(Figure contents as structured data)
^^^^^^^^
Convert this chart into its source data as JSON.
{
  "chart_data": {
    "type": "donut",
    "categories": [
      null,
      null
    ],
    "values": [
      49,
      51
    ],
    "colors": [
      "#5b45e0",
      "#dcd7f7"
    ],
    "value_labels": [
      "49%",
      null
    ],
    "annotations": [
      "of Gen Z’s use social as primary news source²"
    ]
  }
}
^^^^^^^^
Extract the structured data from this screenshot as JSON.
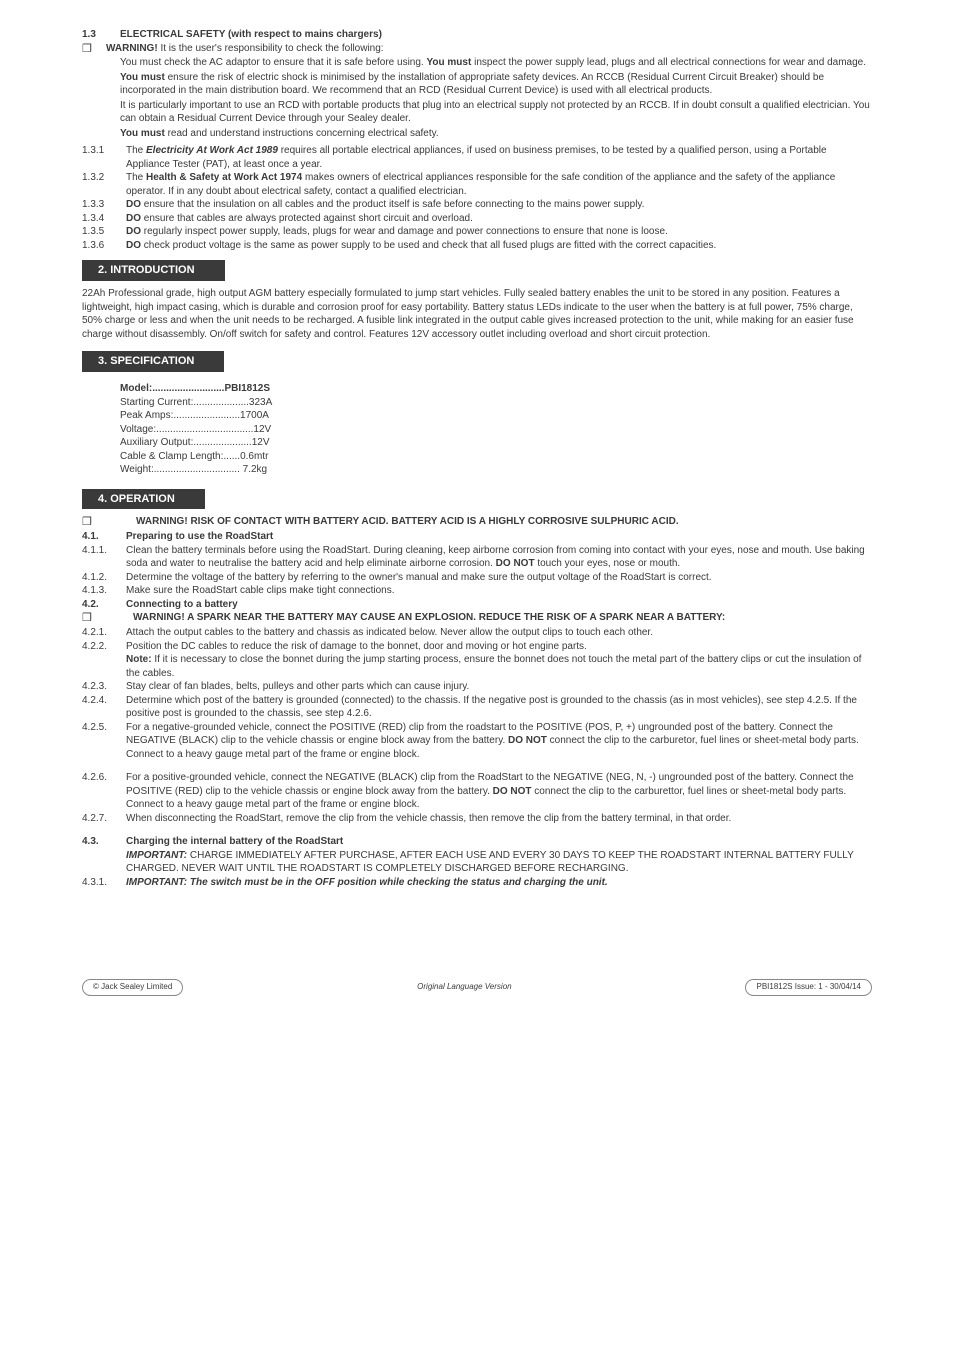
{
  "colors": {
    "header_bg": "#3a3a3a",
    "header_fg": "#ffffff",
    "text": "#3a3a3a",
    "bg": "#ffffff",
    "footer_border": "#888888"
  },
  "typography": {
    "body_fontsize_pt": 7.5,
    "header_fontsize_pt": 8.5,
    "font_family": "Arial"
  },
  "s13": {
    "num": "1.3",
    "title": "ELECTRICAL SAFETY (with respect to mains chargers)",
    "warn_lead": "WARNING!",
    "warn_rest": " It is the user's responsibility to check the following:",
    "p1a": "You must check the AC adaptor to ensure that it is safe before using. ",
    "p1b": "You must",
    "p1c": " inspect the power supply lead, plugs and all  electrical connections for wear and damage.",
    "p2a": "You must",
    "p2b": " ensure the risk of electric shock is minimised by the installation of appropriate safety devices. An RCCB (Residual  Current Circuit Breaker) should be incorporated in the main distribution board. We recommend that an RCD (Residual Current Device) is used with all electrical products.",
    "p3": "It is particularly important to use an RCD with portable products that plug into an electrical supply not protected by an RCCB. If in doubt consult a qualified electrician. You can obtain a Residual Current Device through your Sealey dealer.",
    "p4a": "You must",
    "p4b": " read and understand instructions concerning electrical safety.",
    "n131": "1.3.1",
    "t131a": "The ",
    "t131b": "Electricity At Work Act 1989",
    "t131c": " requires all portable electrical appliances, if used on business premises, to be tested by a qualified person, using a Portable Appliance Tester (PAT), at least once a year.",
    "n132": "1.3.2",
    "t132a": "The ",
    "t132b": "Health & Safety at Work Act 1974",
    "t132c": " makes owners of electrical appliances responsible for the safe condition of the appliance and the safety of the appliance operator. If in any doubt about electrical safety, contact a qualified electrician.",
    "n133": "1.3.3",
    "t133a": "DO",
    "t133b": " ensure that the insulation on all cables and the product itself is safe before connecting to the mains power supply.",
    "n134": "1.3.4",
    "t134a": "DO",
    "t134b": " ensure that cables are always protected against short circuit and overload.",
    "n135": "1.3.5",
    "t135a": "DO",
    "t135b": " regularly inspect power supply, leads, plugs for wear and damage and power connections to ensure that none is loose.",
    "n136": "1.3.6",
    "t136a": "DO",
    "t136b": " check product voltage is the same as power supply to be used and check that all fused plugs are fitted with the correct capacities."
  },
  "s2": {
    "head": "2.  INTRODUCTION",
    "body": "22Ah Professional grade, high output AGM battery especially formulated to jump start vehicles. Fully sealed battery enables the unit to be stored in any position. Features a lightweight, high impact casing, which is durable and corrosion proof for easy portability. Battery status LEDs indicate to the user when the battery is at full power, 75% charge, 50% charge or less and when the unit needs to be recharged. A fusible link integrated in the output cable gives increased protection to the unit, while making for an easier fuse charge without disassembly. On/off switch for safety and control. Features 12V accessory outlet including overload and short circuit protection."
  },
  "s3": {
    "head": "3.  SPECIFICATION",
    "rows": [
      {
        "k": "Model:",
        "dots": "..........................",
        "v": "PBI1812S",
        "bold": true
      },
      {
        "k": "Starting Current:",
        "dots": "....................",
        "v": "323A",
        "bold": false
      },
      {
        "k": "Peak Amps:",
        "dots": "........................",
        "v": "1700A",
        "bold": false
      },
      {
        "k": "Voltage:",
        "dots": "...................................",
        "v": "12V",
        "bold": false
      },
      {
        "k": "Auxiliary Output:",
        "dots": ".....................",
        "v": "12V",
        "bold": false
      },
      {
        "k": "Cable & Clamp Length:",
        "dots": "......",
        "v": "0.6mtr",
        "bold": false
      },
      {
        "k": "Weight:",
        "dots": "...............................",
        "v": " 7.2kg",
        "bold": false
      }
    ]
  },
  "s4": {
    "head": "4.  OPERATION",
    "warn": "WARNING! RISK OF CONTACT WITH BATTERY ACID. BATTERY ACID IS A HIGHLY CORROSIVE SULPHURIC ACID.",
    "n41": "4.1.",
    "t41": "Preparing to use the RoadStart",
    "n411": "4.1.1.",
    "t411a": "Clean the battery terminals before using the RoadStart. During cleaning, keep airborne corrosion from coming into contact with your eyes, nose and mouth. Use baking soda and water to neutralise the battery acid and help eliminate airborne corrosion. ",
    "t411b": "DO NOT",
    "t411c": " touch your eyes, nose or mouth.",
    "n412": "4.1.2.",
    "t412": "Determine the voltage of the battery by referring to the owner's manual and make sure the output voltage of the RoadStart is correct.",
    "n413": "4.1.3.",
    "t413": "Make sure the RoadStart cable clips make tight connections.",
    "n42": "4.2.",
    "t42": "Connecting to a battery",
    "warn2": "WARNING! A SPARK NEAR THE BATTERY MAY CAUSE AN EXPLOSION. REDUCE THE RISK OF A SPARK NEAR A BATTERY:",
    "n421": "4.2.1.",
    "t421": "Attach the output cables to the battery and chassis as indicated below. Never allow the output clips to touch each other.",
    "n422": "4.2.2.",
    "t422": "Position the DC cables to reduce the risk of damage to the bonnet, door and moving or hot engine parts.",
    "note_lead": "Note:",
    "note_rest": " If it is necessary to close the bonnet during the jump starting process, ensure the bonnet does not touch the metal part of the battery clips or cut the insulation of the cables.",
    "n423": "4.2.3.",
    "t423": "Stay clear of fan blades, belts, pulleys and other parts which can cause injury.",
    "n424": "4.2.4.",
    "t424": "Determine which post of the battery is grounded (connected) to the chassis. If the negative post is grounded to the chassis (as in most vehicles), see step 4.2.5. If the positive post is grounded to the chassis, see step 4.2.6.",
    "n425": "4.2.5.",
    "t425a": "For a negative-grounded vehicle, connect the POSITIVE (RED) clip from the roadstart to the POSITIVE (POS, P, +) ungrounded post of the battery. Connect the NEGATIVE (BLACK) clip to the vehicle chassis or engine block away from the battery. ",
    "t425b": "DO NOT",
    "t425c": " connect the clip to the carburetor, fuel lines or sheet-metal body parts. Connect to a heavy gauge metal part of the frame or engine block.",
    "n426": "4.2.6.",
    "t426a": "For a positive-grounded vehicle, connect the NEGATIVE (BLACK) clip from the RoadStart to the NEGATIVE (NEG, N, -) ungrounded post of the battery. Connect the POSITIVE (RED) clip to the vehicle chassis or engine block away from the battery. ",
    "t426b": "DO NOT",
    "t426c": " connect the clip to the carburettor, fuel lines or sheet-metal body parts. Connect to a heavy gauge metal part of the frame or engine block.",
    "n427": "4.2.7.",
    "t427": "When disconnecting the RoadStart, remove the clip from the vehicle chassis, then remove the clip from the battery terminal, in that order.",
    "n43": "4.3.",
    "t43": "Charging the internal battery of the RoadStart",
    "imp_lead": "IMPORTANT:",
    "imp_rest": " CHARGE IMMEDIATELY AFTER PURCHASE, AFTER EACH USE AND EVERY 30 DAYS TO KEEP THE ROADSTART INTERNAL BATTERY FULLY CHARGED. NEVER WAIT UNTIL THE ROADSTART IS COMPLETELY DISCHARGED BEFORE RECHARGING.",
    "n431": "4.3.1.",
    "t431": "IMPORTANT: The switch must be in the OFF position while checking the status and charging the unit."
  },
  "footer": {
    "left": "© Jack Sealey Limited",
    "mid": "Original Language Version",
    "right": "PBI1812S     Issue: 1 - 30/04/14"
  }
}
^^^^^^^^
PROMPT –
In the entries above, find every line holding the word "connections" and copy it out.

SOLUTION TO THE EXERCISE –
    "p1c": " inspect the power supply lead, plugs and all  electrical connections for wear and damage.",
    "t135b": " regularly inspect power supply, leads, plugs for wear and damage and power connections to ensure that none is loose.",
    "t413": "Make sure the RoadStart cable clips make tight connections.",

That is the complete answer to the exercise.